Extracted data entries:
-------

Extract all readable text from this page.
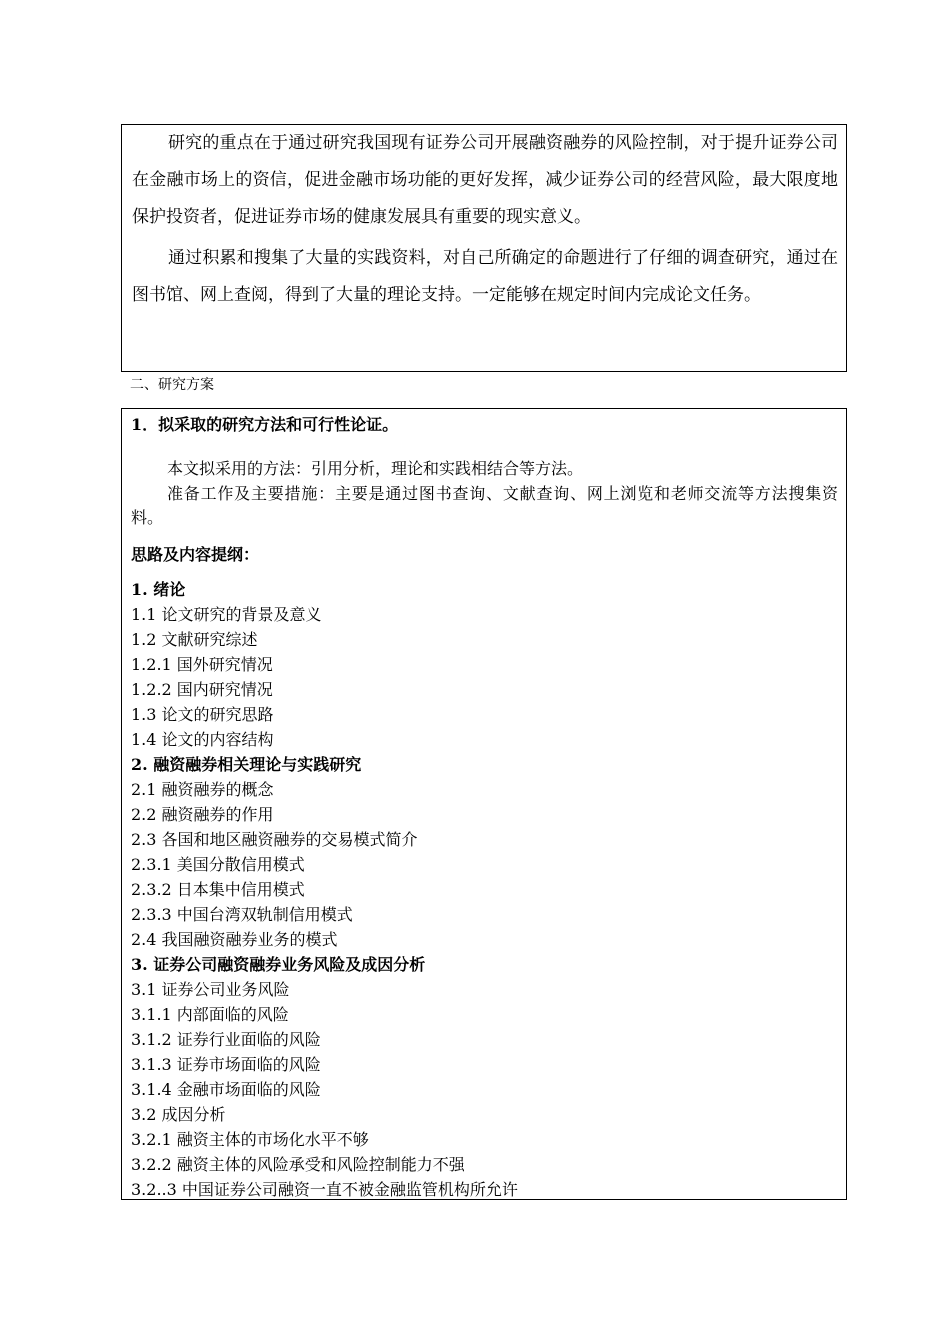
研究的重点在于通过研究我国现有证券公司开展融资融券的风险控制，对于提升证券公司在金融市场上的资信，促进金融市场功能的更好发挥，减少证券公司的经营风险，最大限度地保护投资者，促进证券市场的健康发展具有重要的现实意义。
通过积累和搜集了大量的实践资料，对自己所确定的命题进行了仔细的调查研究，通过在图书馆、网上查阅，得到了大量的理论支持。一定能够在规定时间内完成论文任务。
二、研究方案
1．拟采取的研究方法和可行性论证。
本文拟采用的方法：引用分析，理论和实践相结合等方法。
准备工作及主要措施：主要是通过图书查询、文献查询、网上浏览和老师交流等方法搜集资料。
思路及内容提纲：
1. 绪论
1.1 论文研究的背景及意义
1.2 文献研究综述
1.2.1 国外研究情况
1.2.2 国内研究情况
1.3 论文的研究思路
1.4 论文的内容结构
2. 融资融券相关理论与实践研究
2.1 融资融券的概念
2.2 融资融券的作用
2.3 各国和地区融资融券的交易模式简介
2.3.1 美国分散信用模式
2.3.2 日本集中信用模式
2.3.3 中国台湾双轨制信用模式
2.4 我国融资融券业务的模式
3. 证券公司融资融券业务风险及成因分析
3.1 证券公司业务风险
3.1.1 内部面临的风险
3.1.2 证券行业面临的风险
3.1.3 证券市场面临的风险
3.1.4 金融市场面临的风险
3.2 成因分析
3.2.1 融资主体的市场化水平不够
3.2.2 融资主体的风险承受和风险控制能力不强
3.2..3 中国证券公司融资一直不被金融监管机构所允许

-------

Set down the complete material exactly, but do not include the images.

Extract all readable text from this page.
研究的重点在于通过研究我国现有证券公司开展融资融券的风险控制，对于提升证券公司在金融市场上的资信，促进金融市场功能的更好发挥，减少证券公司的经营风险，最大限度地保护投资者，促进证券市场的健康发展具有重要的现实意义。
通过积累和搜集了大量的实践资料，对自己所确定的命题进行了仔细的调查研究，通过在图书馆、网上查阅，得到了大量的理论支持。一定能够在规定时间内完成论文任务。
二、研究方案
1．拟采取的研究方法和可行性论证。
本文拟采用的方法：引用分析，理论和实践相结合等方法。
准备工作及主要措施：主要是通过图书查询、文献查询、网上浏览和老师交流等方法搜集资料。
思路及内容提纲：
1. 绪论
1.1 论文研究的背景及意义
1.2 文献研究综述
1.2.1 国外研究情况
1.2.2 国内研究情况
1.3 论文的研究思路
1.4 论文的内容结构
2. 融资融券相关理论与实践研究
2.1 融资融券的概念
2.2 融资融券的作用
2.3 各国和地区融资融券的交易模式简介
2.3.1 美国分散信用模式
2.3.2 日本集中信用模式
2.3.3 中国台湾双轨制信用模式
2.4 我国融资融券业务的模式
3. 证券公司融资融券业务风险及成因分析
3.1 证券公司业务风险
3.1.1 内部面临的风险
3.1.2 证券行业面临的风险
3.1.3 证券市场面临的风险
3.1.4 金融市场面临的风险
3.2 成因分析
3.2.1 融资主体的市场化水平不够
3.2.2 融资主体的风险承受和风险控制能力不强
3.2..3 中国证券公司融资一直不被金融监管机构所允许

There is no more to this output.